Identify each line in the records below that contains the word "here", and copy it.

Data entries
-- Start --

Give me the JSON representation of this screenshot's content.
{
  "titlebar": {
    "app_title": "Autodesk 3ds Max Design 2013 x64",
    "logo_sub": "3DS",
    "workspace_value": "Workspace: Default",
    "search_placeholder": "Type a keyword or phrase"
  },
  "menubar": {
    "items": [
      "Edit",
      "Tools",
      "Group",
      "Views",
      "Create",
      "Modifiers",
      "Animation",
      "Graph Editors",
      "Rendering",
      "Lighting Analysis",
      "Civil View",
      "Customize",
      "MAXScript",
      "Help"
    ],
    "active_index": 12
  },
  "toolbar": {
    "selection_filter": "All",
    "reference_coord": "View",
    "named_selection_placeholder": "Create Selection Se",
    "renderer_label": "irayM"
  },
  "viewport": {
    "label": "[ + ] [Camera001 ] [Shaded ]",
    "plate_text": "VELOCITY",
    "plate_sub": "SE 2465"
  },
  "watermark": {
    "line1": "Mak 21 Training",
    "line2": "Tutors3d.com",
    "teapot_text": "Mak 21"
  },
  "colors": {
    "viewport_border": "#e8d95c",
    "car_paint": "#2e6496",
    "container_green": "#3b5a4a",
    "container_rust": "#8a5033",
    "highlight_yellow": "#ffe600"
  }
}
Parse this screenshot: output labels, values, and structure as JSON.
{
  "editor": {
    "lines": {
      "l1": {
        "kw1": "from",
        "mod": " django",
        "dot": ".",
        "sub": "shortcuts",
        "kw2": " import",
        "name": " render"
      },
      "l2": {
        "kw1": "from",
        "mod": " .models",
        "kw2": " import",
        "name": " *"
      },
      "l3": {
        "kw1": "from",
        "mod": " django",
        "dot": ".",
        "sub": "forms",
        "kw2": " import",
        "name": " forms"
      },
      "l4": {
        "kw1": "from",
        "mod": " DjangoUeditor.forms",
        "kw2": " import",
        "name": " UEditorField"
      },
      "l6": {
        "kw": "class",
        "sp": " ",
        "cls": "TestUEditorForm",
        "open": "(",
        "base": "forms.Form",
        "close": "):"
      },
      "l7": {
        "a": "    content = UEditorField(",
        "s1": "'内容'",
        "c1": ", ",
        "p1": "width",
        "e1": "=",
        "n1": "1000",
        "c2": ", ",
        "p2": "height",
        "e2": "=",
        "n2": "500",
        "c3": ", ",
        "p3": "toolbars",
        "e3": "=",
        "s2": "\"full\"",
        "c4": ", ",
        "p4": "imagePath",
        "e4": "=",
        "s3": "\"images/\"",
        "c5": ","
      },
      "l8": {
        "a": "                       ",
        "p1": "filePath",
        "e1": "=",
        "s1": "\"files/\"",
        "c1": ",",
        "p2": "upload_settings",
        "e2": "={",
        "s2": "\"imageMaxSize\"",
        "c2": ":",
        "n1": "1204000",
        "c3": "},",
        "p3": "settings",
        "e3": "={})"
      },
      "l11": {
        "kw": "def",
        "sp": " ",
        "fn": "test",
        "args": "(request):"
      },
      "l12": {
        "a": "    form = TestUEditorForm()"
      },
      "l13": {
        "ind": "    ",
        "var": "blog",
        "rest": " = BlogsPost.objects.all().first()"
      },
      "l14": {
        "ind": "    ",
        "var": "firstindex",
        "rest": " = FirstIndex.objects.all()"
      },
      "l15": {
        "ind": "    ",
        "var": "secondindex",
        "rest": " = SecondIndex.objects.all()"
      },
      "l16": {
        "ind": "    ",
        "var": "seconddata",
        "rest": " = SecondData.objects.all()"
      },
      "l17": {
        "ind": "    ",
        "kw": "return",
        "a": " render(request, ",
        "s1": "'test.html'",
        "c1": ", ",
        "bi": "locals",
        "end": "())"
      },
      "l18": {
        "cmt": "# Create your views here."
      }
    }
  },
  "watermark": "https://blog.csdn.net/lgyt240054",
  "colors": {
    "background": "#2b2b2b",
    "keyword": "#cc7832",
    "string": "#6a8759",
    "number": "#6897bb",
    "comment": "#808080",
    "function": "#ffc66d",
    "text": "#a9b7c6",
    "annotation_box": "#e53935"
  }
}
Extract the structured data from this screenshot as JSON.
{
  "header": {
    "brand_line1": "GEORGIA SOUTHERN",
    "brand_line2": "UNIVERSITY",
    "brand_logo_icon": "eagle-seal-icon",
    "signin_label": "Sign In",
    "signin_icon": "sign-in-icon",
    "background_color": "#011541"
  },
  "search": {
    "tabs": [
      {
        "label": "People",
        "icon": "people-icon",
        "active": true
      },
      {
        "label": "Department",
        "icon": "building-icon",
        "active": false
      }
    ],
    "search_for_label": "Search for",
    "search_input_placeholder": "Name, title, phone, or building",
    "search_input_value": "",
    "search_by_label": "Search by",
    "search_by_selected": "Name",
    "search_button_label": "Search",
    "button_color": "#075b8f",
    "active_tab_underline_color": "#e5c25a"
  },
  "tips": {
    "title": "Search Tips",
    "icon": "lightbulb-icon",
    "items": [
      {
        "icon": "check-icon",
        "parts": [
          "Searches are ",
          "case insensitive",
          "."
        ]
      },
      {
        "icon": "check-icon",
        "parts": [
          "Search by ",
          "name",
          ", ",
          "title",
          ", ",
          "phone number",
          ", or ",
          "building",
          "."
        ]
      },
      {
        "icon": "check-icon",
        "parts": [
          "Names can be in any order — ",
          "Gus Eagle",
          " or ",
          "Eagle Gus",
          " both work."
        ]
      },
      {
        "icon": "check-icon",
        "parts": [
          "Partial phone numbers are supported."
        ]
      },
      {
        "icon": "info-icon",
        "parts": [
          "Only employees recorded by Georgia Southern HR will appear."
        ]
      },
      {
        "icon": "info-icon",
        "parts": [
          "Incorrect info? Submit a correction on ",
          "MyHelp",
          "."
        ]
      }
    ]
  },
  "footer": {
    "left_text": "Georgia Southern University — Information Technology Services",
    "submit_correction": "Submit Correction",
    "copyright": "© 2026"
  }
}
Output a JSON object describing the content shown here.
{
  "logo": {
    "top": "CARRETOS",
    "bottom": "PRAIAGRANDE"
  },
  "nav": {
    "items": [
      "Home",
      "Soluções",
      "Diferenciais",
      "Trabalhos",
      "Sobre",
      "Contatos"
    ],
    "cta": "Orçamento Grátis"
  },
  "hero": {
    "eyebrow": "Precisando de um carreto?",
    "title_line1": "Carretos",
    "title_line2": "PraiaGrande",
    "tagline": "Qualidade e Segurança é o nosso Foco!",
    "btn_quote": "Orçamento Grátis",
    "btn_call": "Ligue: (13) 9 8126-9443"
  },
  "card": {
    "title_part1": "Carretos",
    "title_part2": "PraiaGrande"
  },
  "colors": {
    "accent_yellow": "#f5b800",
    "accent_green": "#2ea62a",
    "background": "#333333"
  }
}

-- End --

The reply:
        "cmt": "# Create your views here."
Output a JSON object describing the content shown here.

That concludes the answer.